Take all the material and copy it exactly.

--- Start of MATERIAL TO PROCESS ---

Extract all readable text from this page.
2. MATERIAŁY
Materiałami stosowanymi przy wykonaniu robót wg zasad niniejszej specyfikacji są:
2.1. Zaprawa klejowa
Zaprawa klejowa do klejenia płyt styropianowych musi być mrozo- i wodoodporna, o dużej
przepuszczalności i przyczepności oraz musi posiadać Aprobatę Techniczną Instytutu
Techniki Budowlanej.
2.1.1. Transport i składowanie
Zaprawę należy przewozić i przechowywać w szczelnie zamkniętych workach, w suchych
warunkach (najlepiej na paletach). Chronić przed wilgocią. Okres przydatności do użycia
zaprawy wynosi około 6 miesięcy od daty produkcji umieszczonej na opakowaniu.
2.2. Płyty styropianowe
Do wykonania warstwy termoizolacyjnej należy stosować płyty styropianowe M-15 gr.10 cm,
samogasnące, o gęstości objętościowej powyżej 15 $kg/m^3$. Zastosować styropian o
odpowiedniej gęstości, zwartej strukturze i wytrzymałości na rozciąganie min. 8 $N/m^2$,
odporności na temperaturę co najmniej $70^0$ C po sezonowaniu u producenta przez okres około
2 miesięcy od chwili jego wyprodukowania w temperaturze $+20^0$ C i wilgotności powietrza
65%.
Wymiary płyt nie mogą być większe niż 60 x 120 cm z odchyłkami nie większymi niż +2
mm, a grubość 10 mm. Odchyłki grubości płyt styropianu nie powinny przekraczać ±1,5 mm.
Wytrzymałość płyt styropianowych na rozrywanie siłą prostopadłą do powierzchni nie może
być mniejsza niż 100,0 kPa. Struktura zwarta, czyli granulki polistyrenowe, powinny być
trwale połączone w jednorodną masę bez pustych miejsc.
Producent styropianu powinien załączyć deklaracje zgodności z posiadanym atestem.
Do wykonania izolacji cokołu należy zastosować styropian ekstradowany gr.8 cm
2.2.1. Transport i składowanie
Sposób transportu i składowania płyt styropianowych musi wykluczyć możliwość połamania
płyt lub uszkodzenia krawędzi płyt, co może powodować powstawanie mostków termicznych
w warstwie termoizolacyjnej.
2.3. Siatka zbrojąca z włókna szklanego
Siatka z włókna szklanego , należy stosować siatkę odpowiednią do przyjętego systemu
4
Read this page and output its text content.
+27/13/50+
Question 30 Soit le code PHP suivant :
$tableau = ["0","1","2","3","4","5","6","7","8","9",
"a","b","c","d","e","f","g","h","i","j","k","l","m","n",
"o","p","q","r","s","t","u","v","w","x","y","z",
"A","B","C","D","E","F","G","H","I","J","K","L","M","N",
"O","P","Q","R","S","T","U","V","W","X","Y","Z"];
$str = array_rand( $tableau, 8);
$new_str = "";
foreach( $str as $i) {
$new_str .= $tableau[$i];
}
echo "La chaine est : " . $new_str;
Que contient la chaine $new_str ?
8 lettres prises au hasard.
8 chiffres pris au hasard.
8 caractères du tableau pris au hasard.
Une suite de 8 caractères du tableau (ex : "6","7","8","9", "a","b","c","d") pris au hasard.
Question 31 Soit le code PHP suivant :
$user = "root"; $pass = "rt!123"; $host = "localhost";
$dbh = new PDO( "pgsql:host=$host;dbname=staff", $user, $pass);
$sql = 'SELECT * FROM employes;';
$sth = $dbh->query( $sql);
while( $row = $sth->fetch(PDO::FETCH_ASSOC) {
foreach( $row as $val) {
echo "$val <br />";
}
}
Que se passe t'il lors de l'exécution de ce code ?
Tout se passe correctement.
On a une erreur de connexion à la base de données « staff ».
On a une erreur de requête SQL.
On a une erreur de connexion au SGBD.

--- End of MATERIAL TO PROCESS ---

TASK OUTPUT -
Extract all readable text from this page.
2. MATERIAŁY
Materiałami stosowanymi przy wykonaniu robót wg zasad niniejszej specyfikacji są:
2.1. Zaprawa klejowa
Zaprawa klejowa do klejenia płyt styropianowych musi być mrozo- i wodoodporna, o dużej
przepuszczalności i przyczepności oraz musi posiadać Aprobatę Techniczną Instytutu
Techniki Budowlanej.
2.1.1. Transport i składowanie
Zaprawę należy przewozić i przechowywać w szczelnie zamkniętych workach, w suchych
warunkach (najlepiej na paletach). Chronić przed wilgocią. Okres przydatności do użycia
zaprawy wynosi około 6 miesięcy od daty produkcji umieszczonej na opakowaniu.
2.2. Płyty styropianowe
Do wykonania warstwy termoizolacyjnej należy stosować płyty styropianowe M-15 gr.10 cm,
samogasnące, o gęstości objętościowej powyżej 15 $kg/m^3$. Zastosować styropian o
odpowiedniej gęstości, zwartej strukturze i wytrzymałości na rozciąganie min. 8 $N/m^2$,
odporności na temperaturę co najmniej $70^0$ C po sezonowaniu u producenta przez okres około
2 miesięcy od chwili jego wyprodukowania w temperaturze $+20^0$ C i wilgotności powietrza
65%.
Wymiary płyt nie mogą być większe niż 60 x 120 cm z odchyłkami nie większymi niż +2
mm, a grubość 10 mm. Odchyłki grubości płyt styropianu nie powinny przekraczać ±1,5 mm.
Wytrzymałość płyt styropianowych na rozrywanie siłą prostopadłą do powierzchni nie może
być mniejsza niż 100,0 kPa. Struktura zwarta, czyli granulki polistyrenowe, powinny być
trwale połączone w jednorodną masę bez pustych miejsc.
Producent styropianu powinien załączyć deklaracje zgodności z posiadanym atestem.
Do wykonania izolacji cokołu należy zastosować styropian ekstradowany gr.8 cm
2.2.1. Transport i składowanie
Sposób transportu i składowania płyt styropianowych musi wykluczyć możliwość połamania
płyt lub uszkodzenia krawędzi płyt, co może powodować powstawanie mostków termicznych
w warstwie termoizolacyjnej.
2.3. Siatka zbrojąca z włókna szklanego
Siatka z włókna szklanego , należy stosować siatkę odpowiednią do przyjętego systemu
4
Read this page and output its text content.
+27/13/50+
Question 30 Soit le code PHP suivant :
$tableau = ["0","1","2","3","4","5","6","7","8","9",
"a","b","c","d","e","f","g","h","i","j","k","l","m","n",
"o","p","q","r","s","t","u","v","w","x","y","z",
"A","B","C","D","E","F","G","H","I","J","K","L","M","N",
"O","P","Q","R","S","T","U","V","W","X","Y","Z"];
$str = array_rand( $tableau, 8);
$new_str = "";
foreach( $str as $i) {
$new_str .= $tableau[$i];
}
echo "La chaine est : " . $new_str;
Que contient la chaine $new_str ?
8 lettres prises au hasard.
8 chiffres pris au hasard.
8 caractères du tableau pris au hasard.
Une suite de 8 caractères du tableau (ex : "6","7","8","9", "a","b","c","d") pris au hasard.
Question 31 Soit le code PHP suivant :
$user = "root"; $pass = "rt!123"; $host = "localhost";
$dbh = new PDO( "pgsql:host=$host;dbname=staff", $user, $pass);
$sql = 'SELECT * FROM employes;';
$sth = $dbh->query( $sql);
while( $row = $sth->fetch(PDO::FETCH_ASSOC) {
foreach( $row as $val) {
echo "$val <br />";
}
}
Que se passe t'il lors de l'exécution de ce code ?
Tout se passe correctement.
On a une erreur de connexion à la base de données « staff ».
On a une erreur de requête SQL.
On a une erreur de connexion au SGBD.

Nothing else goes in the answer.